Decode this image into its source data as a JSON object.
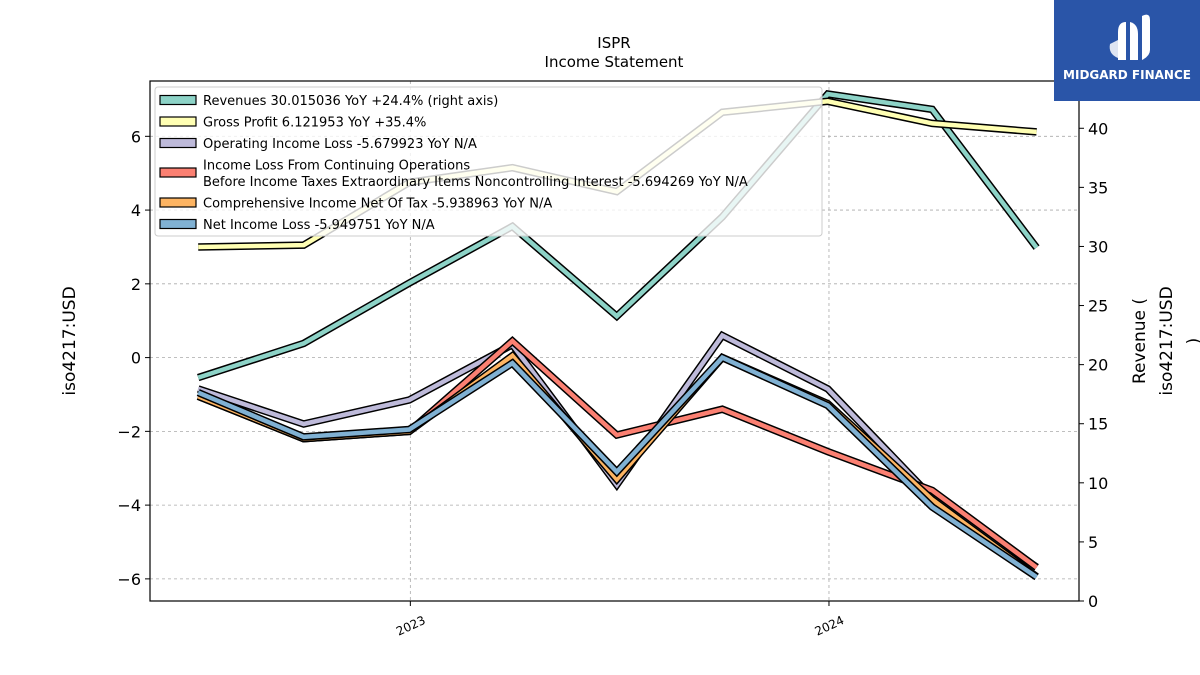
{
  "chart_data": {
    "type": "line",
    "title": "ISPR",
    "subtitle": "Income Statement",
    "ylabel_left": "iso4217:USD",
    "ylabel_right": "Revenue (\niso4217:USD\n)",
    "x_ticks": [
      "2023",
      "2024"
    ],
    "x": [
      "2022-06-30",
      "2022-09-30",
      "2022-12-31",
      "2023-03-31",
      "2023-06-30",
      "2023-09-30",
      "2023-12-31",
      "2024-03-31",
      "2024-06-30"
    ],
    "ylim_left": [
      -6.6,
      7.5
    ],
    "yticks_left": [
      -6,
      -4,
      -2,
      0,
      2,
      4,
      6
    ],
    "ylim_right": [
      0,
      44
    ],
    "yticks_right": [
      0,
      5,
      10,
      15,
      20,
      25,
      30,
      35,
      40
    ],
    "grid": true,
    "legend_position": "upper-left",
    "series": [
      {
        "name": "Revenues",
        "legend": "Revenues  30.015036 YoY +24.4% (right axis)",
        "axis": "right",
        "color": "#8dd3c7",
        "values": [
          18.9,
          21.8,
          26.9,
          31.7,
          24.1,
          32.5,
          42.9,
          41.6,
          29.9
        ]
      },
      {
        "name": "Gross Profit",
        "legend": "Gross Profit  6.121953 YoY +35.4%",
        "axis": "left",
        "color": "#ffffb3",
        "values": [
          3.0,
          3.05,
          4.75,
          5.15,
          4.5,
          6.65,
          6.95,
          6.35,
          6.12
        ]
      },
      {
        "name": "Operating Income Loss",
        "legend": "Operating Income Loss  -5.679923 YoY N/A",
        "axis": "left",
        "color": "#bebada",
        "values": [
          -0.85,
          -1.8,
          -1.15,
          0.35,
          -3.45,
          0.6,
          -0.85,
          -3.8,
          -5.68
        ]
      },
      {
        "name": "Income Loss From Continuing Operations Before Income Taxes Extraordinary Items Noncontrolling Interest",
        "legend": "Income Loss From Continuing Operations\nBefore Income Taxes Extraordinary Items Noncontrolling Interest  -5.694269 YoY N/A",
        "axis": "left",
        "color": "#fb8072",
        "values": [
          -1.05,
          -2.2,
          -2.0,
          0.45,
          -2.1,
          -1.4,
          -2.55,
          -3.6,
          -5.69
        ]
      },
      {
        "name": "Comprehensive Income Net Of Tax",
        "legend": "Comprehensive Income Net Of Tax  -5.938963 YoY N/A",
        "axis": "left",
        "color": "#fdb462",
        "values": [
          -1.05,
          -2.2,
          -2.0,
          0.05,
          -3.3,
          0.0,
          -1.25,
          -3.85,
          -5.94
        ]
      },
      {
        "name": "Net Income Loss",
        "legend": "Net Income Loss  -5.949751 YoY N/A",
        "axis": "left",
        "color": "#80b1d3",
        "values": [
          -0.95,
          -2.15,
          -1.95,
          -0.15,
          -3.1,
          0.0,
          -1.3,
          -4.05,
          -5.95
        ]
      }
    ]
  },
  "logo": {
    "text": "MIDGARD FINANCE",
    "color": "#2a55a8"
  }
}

---

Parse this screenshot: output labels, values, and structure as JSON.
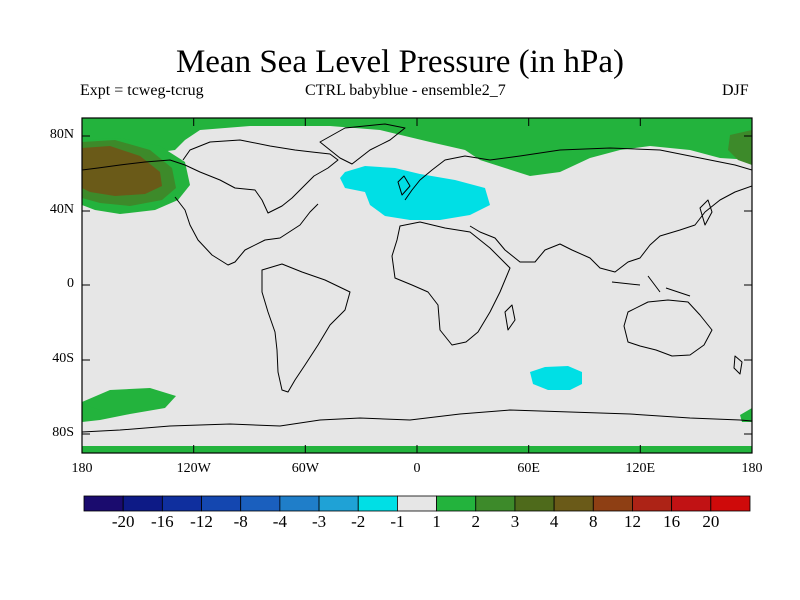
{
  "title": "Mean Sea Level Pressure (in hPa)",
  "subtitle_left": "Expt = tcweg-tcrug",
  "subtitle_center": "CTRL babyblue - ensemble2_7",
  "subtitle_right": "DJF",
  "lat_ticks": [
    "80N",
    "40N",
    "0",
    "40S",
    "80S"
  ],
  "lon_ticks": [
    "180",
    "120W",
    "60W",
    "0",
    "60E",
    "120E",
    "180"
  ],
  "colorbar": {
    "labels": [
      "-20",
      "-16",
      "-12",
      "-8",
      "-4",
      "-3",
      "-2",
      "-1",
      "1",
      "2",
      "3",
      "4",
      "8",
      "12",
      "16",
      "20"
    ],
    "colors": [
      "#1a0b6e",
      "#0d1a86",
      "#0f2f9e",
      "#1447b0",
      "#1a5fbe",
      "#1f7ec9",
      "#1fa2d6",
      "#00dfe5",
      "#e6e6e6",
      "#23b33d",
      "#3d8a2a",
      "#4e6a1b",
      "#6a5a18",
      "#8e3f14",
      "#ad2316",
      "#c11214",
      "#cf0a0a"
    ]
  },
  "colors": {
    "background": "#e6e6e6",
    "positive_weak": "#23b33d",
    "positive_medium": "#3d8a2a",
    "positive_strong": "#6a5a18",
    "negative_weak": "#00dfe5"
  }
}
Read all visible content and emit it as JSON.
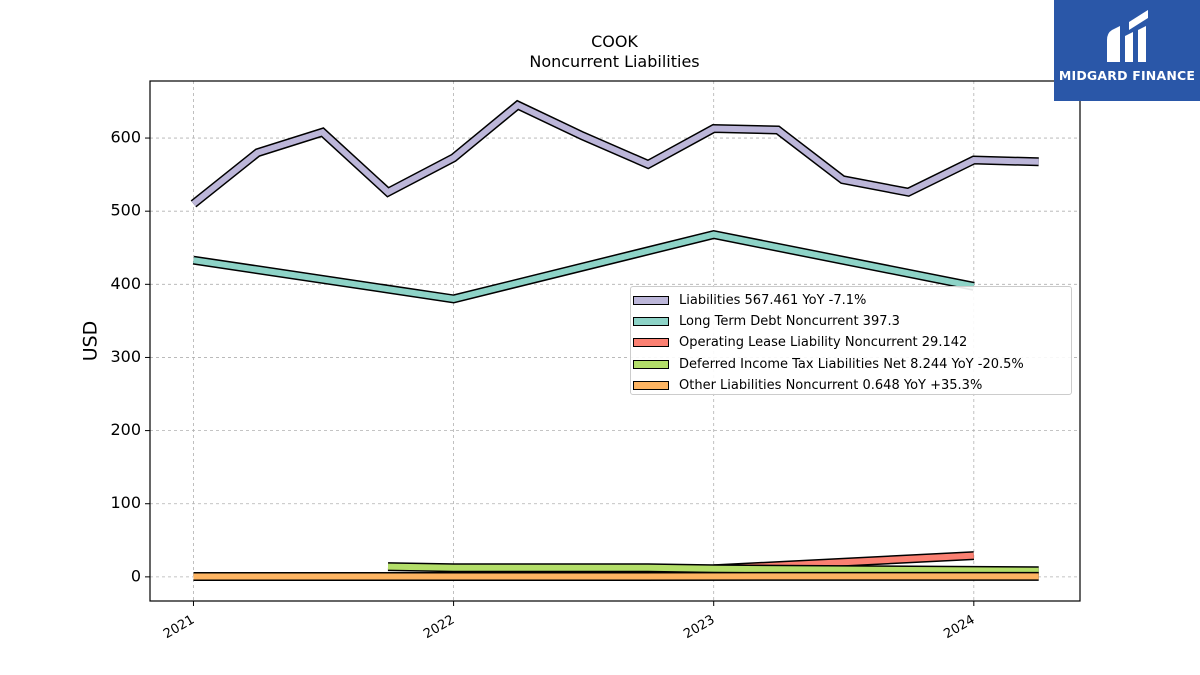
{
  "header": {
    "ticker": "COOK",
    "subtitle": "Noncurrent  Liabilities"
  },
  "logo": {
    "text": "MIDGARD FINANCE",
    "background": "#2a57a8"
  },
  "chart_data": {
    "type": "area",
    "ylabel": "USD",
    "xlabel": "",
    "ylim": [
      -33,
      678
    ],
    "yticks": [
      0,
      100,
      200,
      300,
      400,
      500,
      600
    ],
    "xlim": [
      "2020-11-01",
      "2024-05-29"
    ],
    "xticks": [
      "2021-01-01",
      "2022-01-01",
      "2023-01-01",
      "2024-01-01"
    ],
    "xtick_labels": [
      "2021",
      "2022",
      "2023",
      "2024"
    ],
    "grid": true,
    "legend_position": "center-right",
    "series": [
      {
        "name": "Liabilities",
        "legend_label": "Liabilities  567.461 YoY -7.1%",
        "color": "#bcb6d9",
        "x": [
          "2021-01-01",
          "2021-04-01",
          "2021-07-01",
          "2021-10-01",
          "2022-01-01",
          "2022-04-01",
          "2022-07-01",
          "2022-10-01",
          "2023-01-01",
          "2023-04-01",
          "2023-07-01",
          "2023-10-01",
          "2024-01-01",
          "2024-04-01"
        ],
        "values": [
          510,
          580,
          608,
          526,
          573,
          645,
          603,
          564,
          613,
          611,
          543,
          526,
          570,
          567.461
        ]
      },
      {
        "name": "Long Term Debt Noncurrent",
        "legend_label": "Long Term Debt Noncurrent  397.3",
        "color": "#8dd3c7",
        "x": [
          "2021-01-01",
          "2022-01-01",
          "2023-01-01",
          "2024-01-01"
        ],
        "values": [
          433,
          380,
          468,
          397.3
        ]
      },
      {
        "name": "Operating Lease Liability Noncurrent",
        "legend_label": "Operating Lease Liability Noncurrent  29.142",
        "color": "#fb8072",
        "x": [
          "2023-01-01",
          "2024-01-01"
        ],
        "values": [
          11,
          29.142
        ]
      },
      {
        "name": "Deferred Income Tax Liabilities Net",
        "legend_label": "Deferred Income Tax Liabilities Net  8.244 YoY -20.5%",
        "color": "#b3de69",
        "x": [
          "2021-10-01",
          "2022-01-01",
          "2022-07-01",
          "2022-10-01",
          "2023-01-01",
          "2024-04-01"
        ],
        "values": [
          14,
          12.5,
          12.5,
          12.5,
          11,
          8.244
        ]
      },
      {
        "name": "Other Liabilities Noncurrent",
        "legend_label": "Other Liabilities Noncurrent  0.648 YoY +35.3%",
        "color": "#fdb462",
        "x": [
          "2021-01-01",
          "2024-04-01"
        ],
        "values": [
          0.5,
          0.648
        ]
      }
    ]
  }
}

- SHORT EXERCISE: Copy out every line from the records that has the word "Extraordinary".

- FINISHED ANSWER:
        "name": "Income Loss From Continuing Operations Before Income Taxes Extraordinary Items Noncontrolling Interest",
        "legend": "Income Loss From Continuing Operations\nBefore Income Taxes Extraordinary Items Noncontrolling Interest  -5.694269 YoY N/A",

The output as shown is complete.